# PROBLEM REQUIREMENTS:
Set down each record below precisely, skipping the pictures.

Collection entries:
--

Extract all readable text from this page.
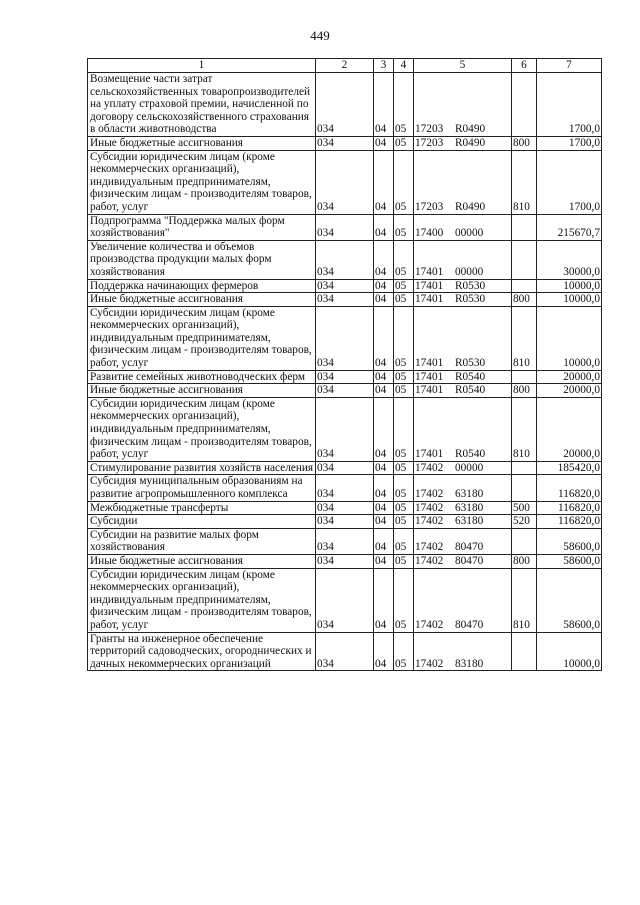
449
1	2	3	4	5	6	7
Возмещение части затрат сельскохозяйственных товаропроизводителей на уплату страховой премии, начисленной по договору сельскохозяйственного страхования в области животноводства	034	04	05	17203 R0490		1700,0
Иные бюджетные ассигнования	034	04	05	17203 R0490	800	1700,0
Субсидии юридическим лицам (кроме некоммерческих организаций), индивидуальным предпринимателям, физическим лицам - производителям товаров, работ, услуг	034	04	05	17203 R0490	810	1700,0
Подпрограмма "Поддержка малых форм хозяйствования"	034	04	05	17400 00000		215670,7
Увеличение количества и объемов производства продукции малых форм хозяйствования	034	04	05	17401 00000		30000,0
Поддержка начинающих фермеров	034	04	05	17401 R0530		10000,0
Иные бюджетные ассигнования	034	04	05	17401 R0530	800	10000,0
Субсидии юридическим лицам (кроме некоммерческих организаций), индивидуальным предпринимателям, физическим лицам - производителям товаров, работ, услуг	034	04	05	17401 R0530	810	10000,0
Развитие семейных животноводческих ферм	034	04	05	17401 R0540		20000,0
Иные бюджетные ассигнования	034	04	05	17401 R0540	800	20000,0
Субсидии юридическим лицам (кроме некоммерческих организаций), индивидуальным предпринимателям, физическим лицам - производителям товаров, работ, услуг	034	04	05	17401 R0540	810	20000,0
Стимулирование развития хозяйств населения	034	04	05	17402 00000		185420,0
Субсидия муниципальным образованиям на развитие агропромышленного комплекса	034	04	05	17402 63180		116820,0
Межбюджетные трансферты	034	04	05	17402 63180	500	116820,0
Субсидии	034	04	05	17402 63180	520	116820,0
Субсидии на развитие малых форм хозяйствования	034	04	05	17402 80470		58600,0
Иные бюджетные ассигнования	034	04	05	17402 80470	800	58600,0
Субсидии юридическим лицам (кроме некоммерческих организаций), индивидуальным предпринимателям, физическим лицам - производителям товаров, работ, услуг	034	04	05	17402 80470	810	58600,0
Гранты на инженерное обеспечение территорий садоводческих, огороднических и дачных некоммерческих организаций	034	04	05	17402 83180		10000,0
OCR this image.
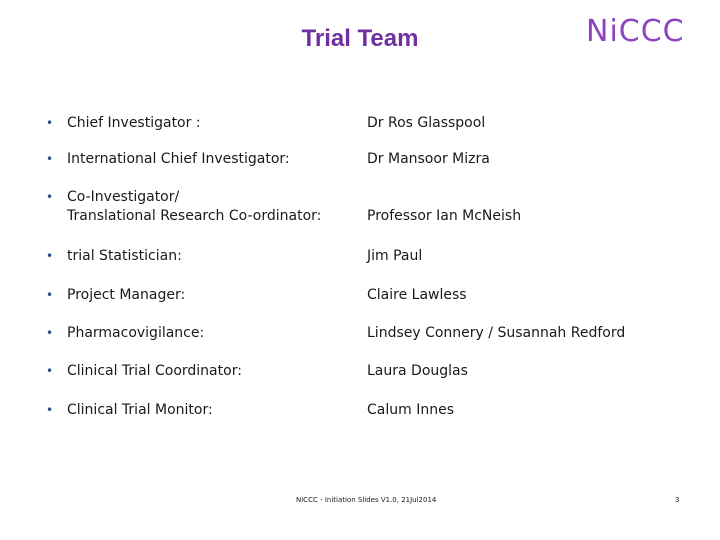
Trial Team	NiCCC
• Chief Investigator :	Dr Ros Glasspool
• International Chief Investigator:	Dr Mansoor Mizra
• Co-Investigator/
Translational Research Co-ordinator:	Professor Ian McNeish
• trial Statistician:	Jim Paul
• Project Manager:	Claire Lawless
• Pharmacovigilance:	Lindsey Connery / Susannah Redford
• Clinical Trial Coordinator:	Laura Douglas
• Clinical Trial Monitor:	Calum Innes
NiCCC - Initiation Slides V1.0, 21Jul2014	3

--

# SOLUTION TO THE PROBLEM:
Extract all readable text from this page.
449
1	2	3	4	5	6	7
Возмещение части затрат сельскохозяйственных товаропроизводителей на уплату страховой премии, начисленной по договору сельскохозяйственного страхования в области животноводства	034	04	05	17203 R0490		1700,0
Иные бюджетные ассигнования	034	04	05	17203 R0490	800	1700,0
Субсидии юридическим лицам (кроме некоммерческих организаций), индивидуальным предпринимателям, физическим лицам - производителям товаров, работ, услуг	034	04	05	17203 R0490	810	1700,0
Подпрограмма "Поддержка малых форм хозяйствования"	034	04	05	17400 00000		215670,7
Увеличение количества и объемов производства продукции малых форм хозяйствования	034	04	05	17401 00000		30000,0
Поддержка начинающих фермеров	034	04	05	17401 R0530		10000,0
Иные бюджетные ассигнования	034	04	05	17401 R0530	800	10000,0
Субсидии юридическим лицам (кроме некоммерческих организаций), индивидуальным предпринимателям, физическим лицам - производителям товаров, работ, услуг	034	04	05	17401 R0530	810	10000,0
Развитие семейных животноводческих ферм	034	04	05	17401 R0540		20000,0
Иные бюджетные ассигнования	034	04	05	17401 R0540	800	20000,0
Субсидии юридическим лицам (кроме некоммерческих организаций), индивидуальным предпринимателям, физическим лицам - производителям товаров, работ, услуг	034	04	05	17401 R0540	810	20000,0
Стимулирование развития хозяйств населения	034	04	05	17402 00000		185420,0
Субсидия муниципальным образованиям на развитие агропромышленного комплекса	034	04	05	17402 63180		116820,0
Межбюджетные трансферты	034	04	05	17402 63180	500	116820,0
Субсидии	034	04	05	17402 63180	520	116820,0
Субсидии на развитие малых форм хозяйствования	034	04	05	17402 80470		58600,0
Иные бюджетные ассигнования	034	04	05	17402 80470	800	58600,0
Субсидии юридическим лицам (кроме некоммерческих организаций), индивидуальным предпринимателям, физическим лицам - производителям товаров, работ, услуг	034	04	05	17402 80470	810	58600,0
Гранты на инженерное обеспечение территорий садоводческих, огороднических и дачных некоммерческих организаций	034	04	05	17402 83180		10000,0
OCR this image.
Trial Team	NiCCC
• Chief Investigator :	Dr Ros Glasspool
• International Chief Investigator:	Dr Mansoor Mizra
• Co-Investigator/
Translational Research Co-ordinator:	Professor Ian McNeish
• trial Statistician:	Jim Paul
• Project Manager:	Claire Lawless
• Pharmacovigilance:	Lindsey Connery / Susannah Redford
• Clinical Trial Coordinator:	Laura Douglas
• Clinical Trial Monitor:	Calum Innes
NiCCC - Initiation Slides V1.0, 21Jul2014	3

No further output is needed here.